*Text section*
Seoul (AsiaNews) –The Korean Catholic Church “welcomes with joy and satisfaction the signing of the agreement for North Korean disarmament” and thanks nations who contributed “to averting a real catastrophe for all mankind.”

This is what the Archbishop of Seoul and Apostolic Administrator of Pyongyang, Cardinal Nicholas Cheong Jin-suk, told AsiaNews a few minutes after an accord was signed between the two Koreas, Japan, Russia, China and the United States that are gathered in Beijing for six-party talks on nuclear disarmament.

Pyongyang has committed to dismantling its main atomic reactor in Yongbyon in exchange for energy aid. The make-up of projected aid is not yet clear although diplomatic sources have said 50,000 tons of heavy fuel oil will be supplied in exchange for the shutting down of the first reactor. The regime is said to have committed to allowing inspectors of the International Atomic Energy Agency to enter its territory in exchange for a further 950,000 tons.

Cardinal Cheong said the accord “averted a catastrophe of unimaginable consequences. We are satisfied and thank God for how things turned out.” The accord “presents light and shadows, given that the energy demanded by the regime in exchange for dismantlement will go first and foremost in the tanks of the military. All the same, we must also think about the population that will benefit, even if less so.”

*Problem requirements*
From the text on the North Korean disarmament accord, write out word for word the passage starting at "This is what" and ending at "on nuclear disarmament.".

*Dataset entries*

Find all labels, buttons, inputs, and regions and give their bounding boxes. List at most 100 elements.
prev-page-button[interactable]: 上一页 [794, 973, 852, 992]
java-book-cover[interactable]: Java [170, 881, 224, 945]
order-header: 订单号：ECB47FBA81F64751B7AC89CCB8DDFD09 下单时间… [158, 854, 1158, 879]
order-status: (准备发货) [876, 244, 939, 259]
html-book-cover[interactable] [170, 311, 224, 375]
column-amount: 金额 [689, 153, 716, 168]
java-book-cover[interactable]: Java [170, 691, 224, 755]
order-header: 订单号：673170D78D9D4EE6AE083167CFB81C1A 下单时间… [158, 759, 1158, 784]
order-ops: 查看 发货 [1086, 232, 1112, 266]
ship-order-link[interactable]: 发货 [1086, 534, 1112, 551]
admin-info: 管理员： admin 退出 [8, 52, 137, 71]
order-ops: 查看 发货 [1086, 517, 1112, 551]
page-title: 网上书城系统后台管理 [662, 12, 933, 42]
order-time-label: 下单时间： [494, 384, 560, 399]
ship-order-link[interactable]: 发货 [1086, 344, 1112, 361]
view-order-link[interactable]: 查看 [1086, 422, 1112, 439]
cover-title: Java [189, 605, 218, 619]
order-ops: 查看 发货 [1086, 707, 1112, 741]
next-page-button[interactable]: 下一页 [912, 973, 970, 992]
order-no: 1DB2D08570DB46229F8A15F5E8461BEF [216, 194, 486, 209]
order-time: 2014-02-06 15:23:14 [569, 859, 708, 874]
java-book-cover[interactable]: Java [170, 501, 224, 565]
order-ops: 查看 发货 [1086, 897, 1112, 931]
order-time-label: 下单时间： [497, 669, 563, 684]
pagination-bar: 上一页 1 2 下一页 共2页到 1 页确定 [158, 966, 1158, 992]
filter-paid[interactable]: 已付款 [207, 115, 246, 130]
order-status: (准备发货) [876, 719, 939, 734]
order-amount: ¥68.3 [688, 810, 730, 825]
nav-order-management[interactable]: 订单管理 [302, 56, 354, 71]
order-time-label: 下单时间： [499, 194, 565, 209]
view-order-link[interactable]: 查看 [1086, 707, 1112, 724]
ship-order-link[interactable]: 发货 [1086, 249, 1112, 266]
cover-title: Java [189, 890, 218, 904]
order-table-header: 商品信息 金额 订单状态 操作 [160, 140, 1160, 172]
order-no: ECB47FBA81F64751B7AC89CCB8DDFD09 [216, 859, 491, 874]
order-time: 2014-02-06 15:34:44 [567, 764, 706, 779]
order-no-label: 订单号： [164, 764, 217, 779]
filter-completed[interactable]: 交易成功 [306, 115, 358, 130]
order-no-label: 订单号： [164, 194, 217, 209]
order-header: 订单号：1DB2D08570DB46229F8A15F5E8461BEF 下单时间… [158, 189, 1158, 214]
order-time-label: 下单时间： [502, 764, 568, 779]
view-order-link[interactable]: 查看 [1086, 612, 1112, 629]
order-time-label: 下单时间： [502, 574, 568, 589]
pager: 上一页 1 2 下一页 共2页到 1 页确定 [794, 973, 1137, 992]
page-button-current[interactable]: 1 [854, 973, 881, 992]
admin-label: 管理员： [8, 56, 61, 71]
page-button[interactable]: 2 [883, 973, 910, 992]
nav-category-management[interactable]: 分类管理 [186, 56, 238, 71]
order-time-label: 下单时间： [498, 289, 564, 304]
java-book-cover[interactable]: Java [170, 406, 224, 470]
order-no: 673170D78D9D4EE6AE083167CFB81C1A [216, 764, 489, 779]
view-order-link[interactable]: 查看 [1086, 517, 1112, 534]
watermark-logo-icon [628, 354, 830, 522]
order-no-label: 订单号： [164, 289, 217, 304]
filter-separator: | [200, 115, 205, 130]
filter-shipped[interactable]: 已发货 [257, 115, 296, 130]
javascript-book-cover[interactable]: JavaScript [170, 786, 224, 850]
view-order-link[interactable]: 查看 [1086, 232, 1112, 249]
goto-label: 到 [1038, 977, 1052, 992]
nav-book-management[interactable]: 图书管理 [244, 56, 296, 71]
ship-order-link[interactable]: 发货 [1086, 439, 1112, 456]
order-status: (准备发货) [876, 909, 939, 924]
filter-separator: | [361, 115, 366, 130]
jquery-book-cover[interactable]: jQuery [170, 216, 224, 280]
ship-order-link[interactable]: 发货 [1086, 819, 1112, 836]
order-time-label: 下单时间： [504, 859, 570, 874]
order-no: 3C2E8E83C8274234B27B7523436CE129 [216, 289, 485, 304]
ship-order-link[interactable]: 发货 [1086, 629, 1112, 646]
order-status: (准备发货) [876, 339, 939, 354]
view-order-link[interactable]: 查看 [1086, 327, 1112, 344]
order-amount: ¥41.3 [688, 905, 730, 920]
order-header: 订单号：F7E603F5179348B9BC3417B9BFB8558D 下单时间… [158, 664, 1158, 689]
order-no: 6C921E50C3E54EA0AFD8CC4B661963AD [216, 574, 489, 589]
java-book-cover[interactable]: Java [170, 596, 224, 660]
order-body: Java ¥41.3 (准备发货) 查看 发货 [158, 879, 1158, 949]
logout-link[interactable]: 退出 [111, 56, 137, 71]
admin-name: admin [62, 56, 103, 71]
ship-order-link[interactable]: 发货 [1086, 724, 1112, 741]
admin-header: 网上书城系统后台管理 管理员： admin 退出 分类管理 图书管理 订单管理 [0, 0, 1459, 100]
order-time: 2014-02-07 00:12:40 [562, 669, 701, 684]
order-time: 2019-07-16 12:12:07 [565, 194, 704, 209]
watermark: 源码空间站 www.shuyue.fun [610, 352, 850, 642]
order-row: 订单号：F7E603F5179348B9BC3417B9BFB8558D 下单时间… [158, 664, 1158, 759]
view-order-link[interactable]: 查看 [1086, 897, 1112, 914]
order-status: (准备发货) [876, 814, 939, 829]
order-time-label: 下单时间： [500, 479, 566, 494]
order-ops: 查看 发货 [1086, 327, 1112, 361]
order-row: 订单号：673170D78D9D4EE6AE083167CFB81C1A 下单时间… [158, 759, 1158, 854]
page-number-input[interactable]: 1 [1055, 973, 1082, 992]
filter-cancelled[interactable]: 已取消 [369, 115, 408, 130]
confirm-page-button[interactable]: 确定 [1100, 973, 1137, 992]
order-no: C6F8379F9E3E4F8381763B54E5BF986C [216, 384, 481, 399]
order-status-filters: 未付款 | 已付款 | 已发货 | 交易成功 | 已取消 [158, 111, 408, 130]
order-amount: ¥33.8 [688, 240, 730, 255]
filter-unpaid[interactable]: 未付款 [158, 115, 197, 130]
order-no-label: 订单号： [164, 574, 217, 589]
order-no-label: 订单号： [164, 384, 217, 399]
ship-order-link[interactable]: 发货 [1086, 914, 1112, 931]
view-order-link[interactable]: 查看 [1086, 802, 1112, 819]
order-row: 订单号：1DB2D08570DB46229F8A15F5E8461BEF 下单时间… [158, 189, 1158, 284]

*Task solution*
This is what the Archbishop of Seoul and Apostolic Administrator of Pyongyang, Cardinal Nicholas Cheong Jin-suk, told AsiaNews a few minutes after an accord was signed between the two Koreas, Japan, Russia, China and the United States that are gathered in Beijing for six-party talks on nuclear disarmament.